Aim of the exercise: Set each entry down verbatim, omitting images.

Given records:
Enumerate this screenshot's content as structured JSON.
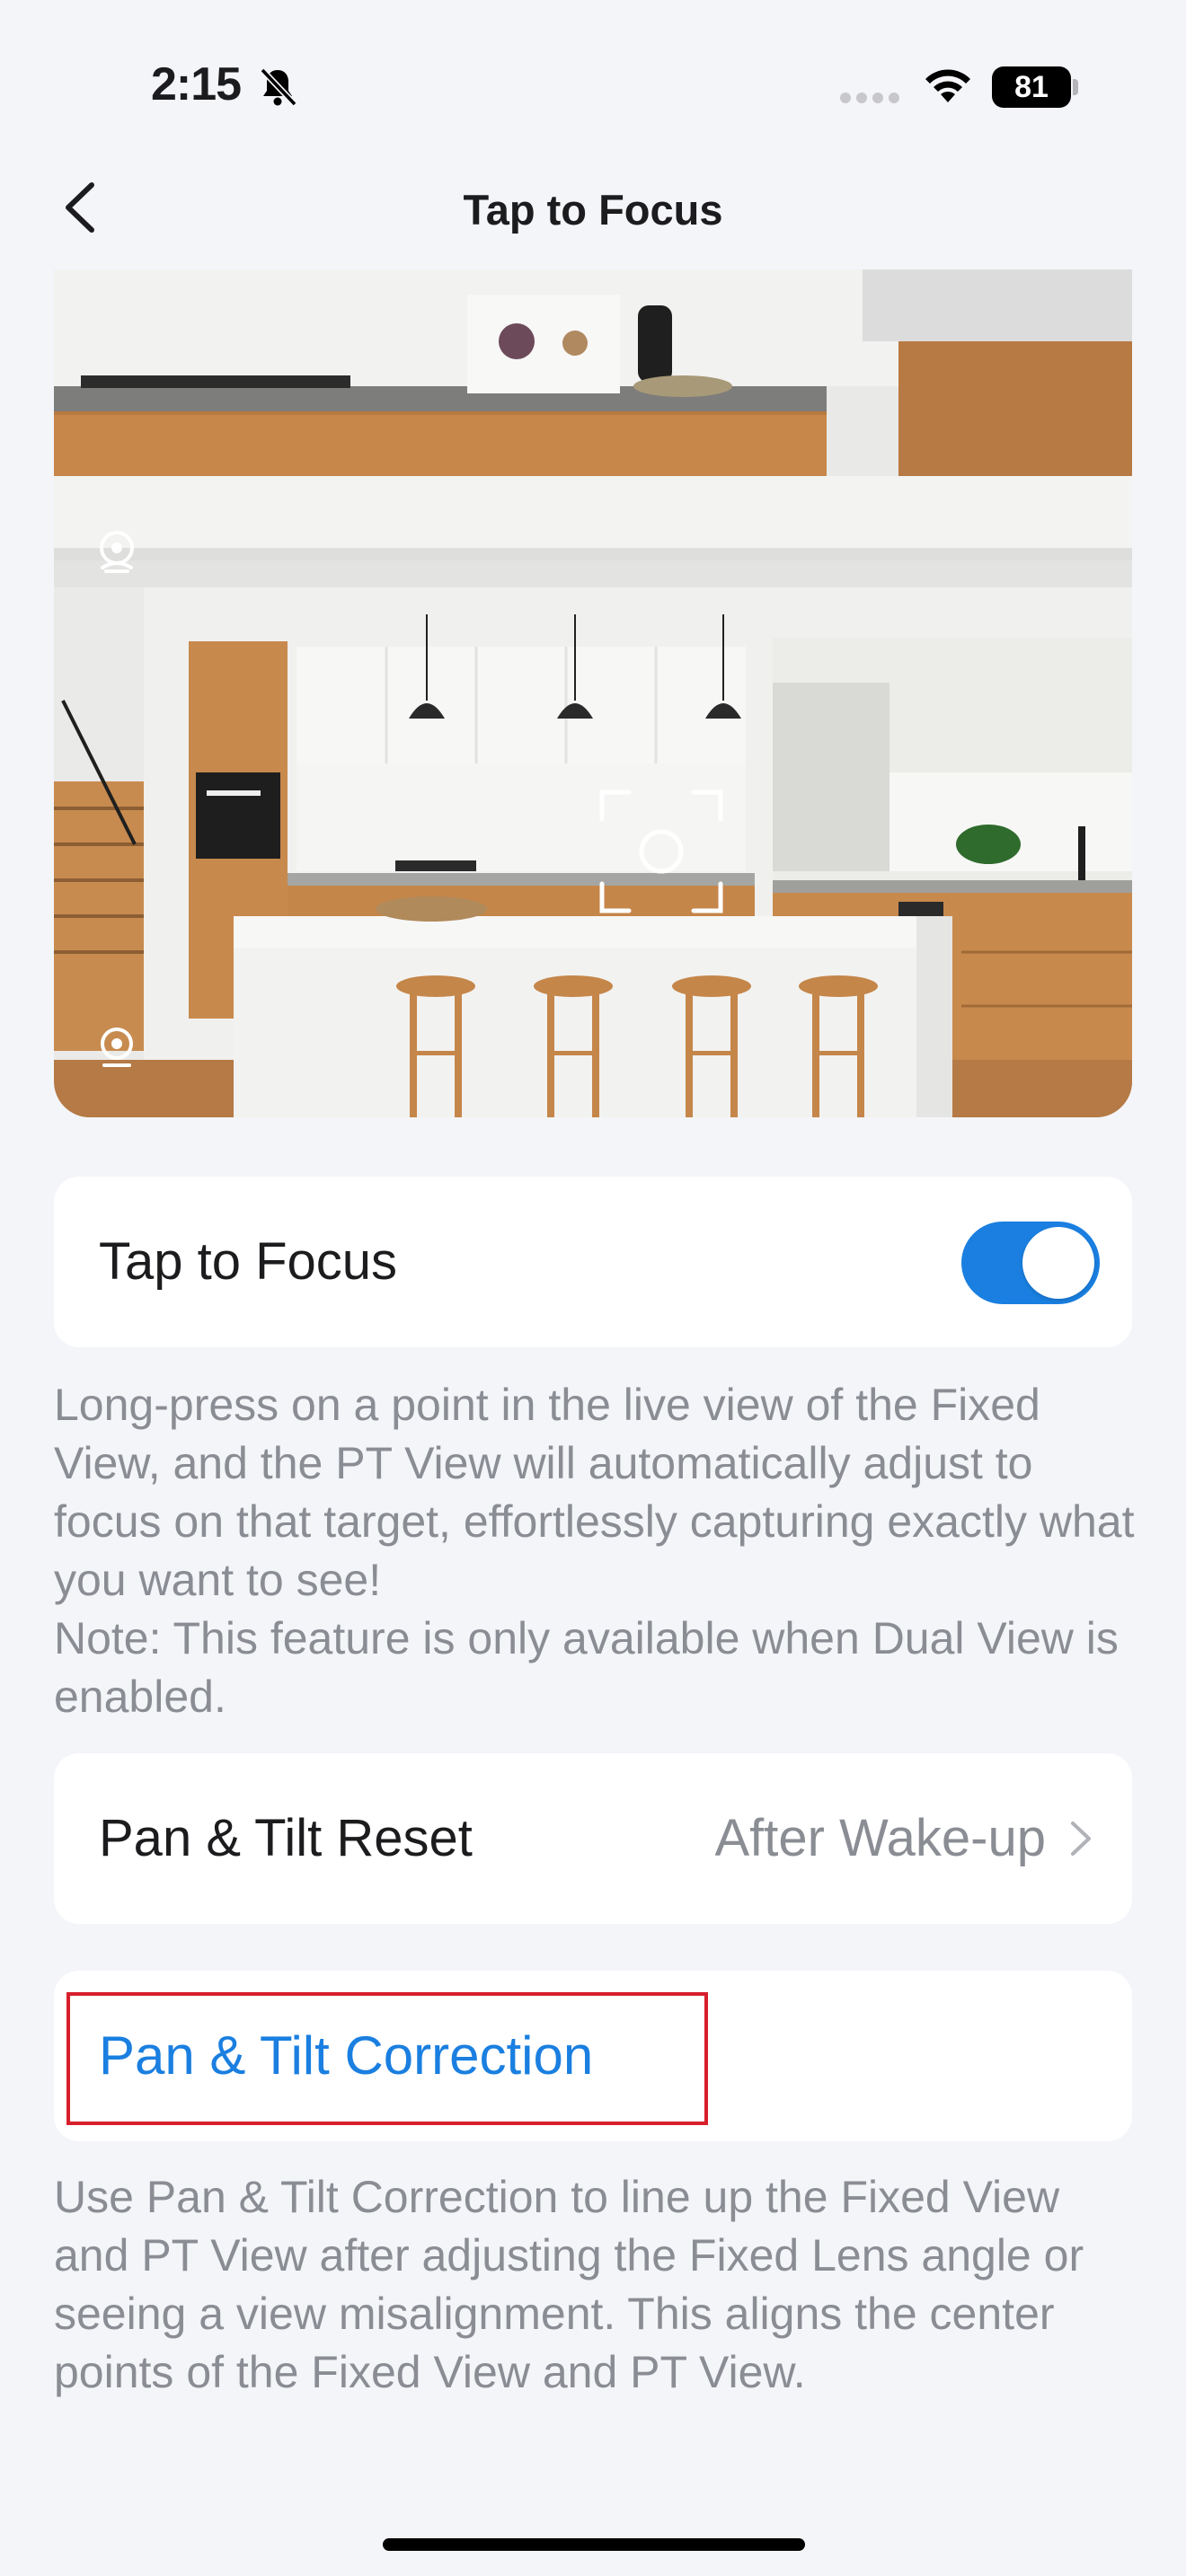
{
  "status_bar": {
    "time": "2:15",
    "battery": "81",
    "icons": [
      "bell-off-icon",
      "signal-icon",
      "wifi-icon",
      "battery-icon"
    ]
  },
  "nav": {
    "title": "Tap to Focus",
    "back_icon": "chevron-left-icon"
  },
  "live_view": {
    "icons": [
      "fixed-camera-icon",
      "pt-camera-icon",
      "focus-target-icon"
    ]
  },
  "tap_to_focus": {
    "label": "Tap to Focus",
    "enabled": true,
    "description": "Long-press on a point in the live view of the Fixed View, and the PT View will automatically adjust to focus on that target, effortlessly capturing exactly what you want to see!",
    "note": "Note: This feature is only available when Dual View is enabled."
  },
  "pan_tilt_reset": {
    "label": "Pan & Tilt Reset",
    "value": "After Wake-up"
  },
  "pan_tilt_correction": {
    "label": "Pan & Tilt Correction",
    "description": "Use Pan & Tilt Correction to line up the Fixed View and PT View after adjusting the Fixed Lens angle or seeing a view misalignment. This aligns the center points of the Fixed View and PT View."
  },
  "colors": {
    "accent": "#1a7fe0",
    "highlight": "#d71f2c",
    "secondary_text": "#8a8d93",
    "background": "#f4f5f9"
  }
}
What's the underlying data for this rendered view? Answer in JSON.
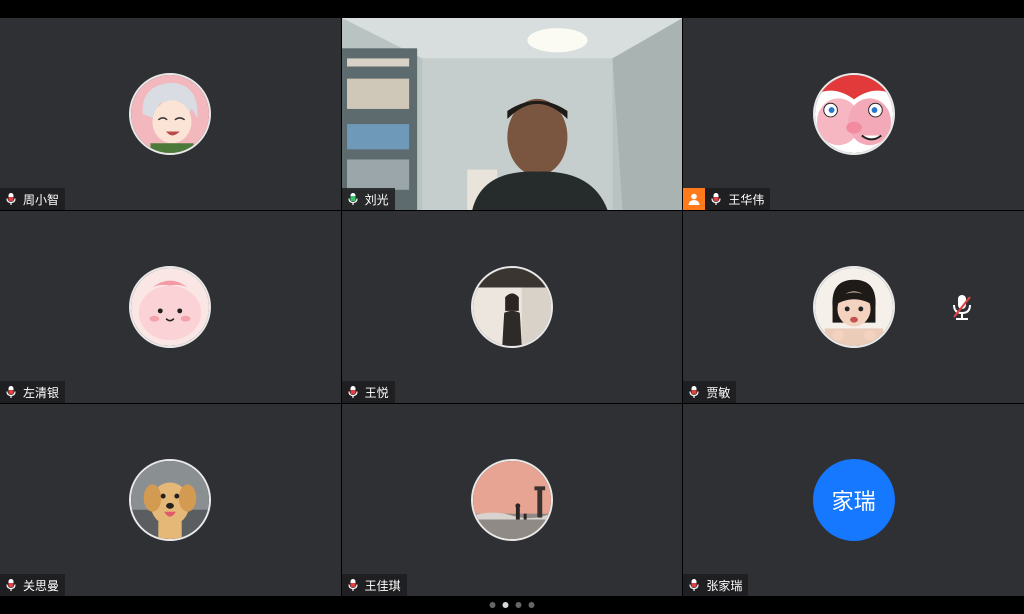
{
  "participants": [
    {
      "name": "周小智",
      "avatar_icon": "anime-boy-avatar"
    },
    {
      "name": "刘光",
      "video": true,
      "mic_color": "#39c46a"
    },
    {
      "name": "王华伟",
      "host": true,
      "avatar_icon": "cartoon-pig-avatar"
    },
    {
      "name": "左清银",
      "avatar_icon": "pink-blob-avatar"
    },
    {
      "name": "王悦",
      "avatar_icon": "photo-woman-avatar"
    },
    {
      "name": "贾敏",
      "avatar_icon": "photo-child-avatar",
      "muted": true
    },
    {
      "name": "关思曼",
      "avatar_icon": "dog-avatar"
    },
    {
      "name": "王佳琪",
      "avatar_icon": "sunset-photo-avatar"
    },
    {
      "name": "张家瑞",
      "avatar_text": "家瑞",
      "avatar_color": "#1677ff"
    }
  ],
  "pager": {
    "pages": 4,
    "current": 2
  },
  "colors": {
    "tile_bg": "#2f3033",
    "active_border": "#1fb85c",
    "mic_red": "#e04040",
    "host_badge": "#ff7a1a"
  }
}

Exercise output:
Enumerate this screenshot's content as structured JSON.
{
  "status_bar": {
    "time": "2:15",
    "battery": "81",
    "icons": [
      "bell-off-icon",
      "signal-icon",
      "wifi-icon",
      "battery-icon"
    ]
  },
  "nav": {
    "title": "Tap to Focus",
    "back_icon": "chevron-left-icon"
  },
  "live_view": {
    "icons": [
      "fixed-camera-icon",
      "pt-camera-icon",
      "focus-target-icon"
    ]
  },
  "tap_to_focus": {
    "label": "Tap to Focus",
    "enabled": true,
    "description": "Long-press on a point in the live view of the Fixed View, and the PT View will automatically adjust to focus on that target, effortlessly capturing exactly what you want to see!",
    "note": "Note: This feature is only available when Dual View is enabled."
  },
  "pan_tilt_reset": {
    "label": "Pan & Tilt Reset",
    "value": "After Wake-up"
  },
  "pan_tilt_correction": {
    "label": "Pan & Tilt Correction",
    "description": "Use Pan & Tilt Correction to line up the Fixed View and PT View after adjusting the Fixed Lens angle or seeing a view misalignment. This aligns the center points of the Fixed View and PT View."
  },
  "colors": {
    "accent": "#1a7fe0",
    "highlight": "#d71f2c",
    "secondary_text": "#8a8d93",
    "background": "#f4f5f9"
  }
}
What's the underlying data for this rendered view? Answer in JSON.
{
  "participants": [
    {
      "name": "周小智",
      "avatar_icon": "anime-boy-avatar"
    },
    {
      "name": "刘光",
      "video": true,
      "mic_color": "#39c46a"
    },
    {
      "name": "王华伟",
      "host": true,
      "avatar_icon": "cartoon-pig-avatar"
    },
    {
      "name": "左清银",
      "avatar_icon": "pink-blob-avatar"
    },
    {
      "name": "王悦",
      "avatar_icon": "photo-woman-avatar"
    },
    {
      "name": "贾敏",
      "avatar_icon": "photo-child-avatar",
      "muted": true
    },
    {
      "name": "关思曼",
      "avatar_icon": "dog-avatar"
    },
    {
      "name": "王佳琪",
      "avatar_icon": "sunset-photo-avatar"
    },
    {
      "name": "张家瑞",
      "avatar_text": "家瑞",
      "avatar_color": "#1677ff"
    }
  ],
  "pager": {
    "pages": 4,
    "current": 2
  },
  "colors": {
    "tile_bg": "#2f3033",
    "active_border": "#1fb85c",
    "mic_red": "#e04040",
    "host_badge": "#ff7a1a"
  }
}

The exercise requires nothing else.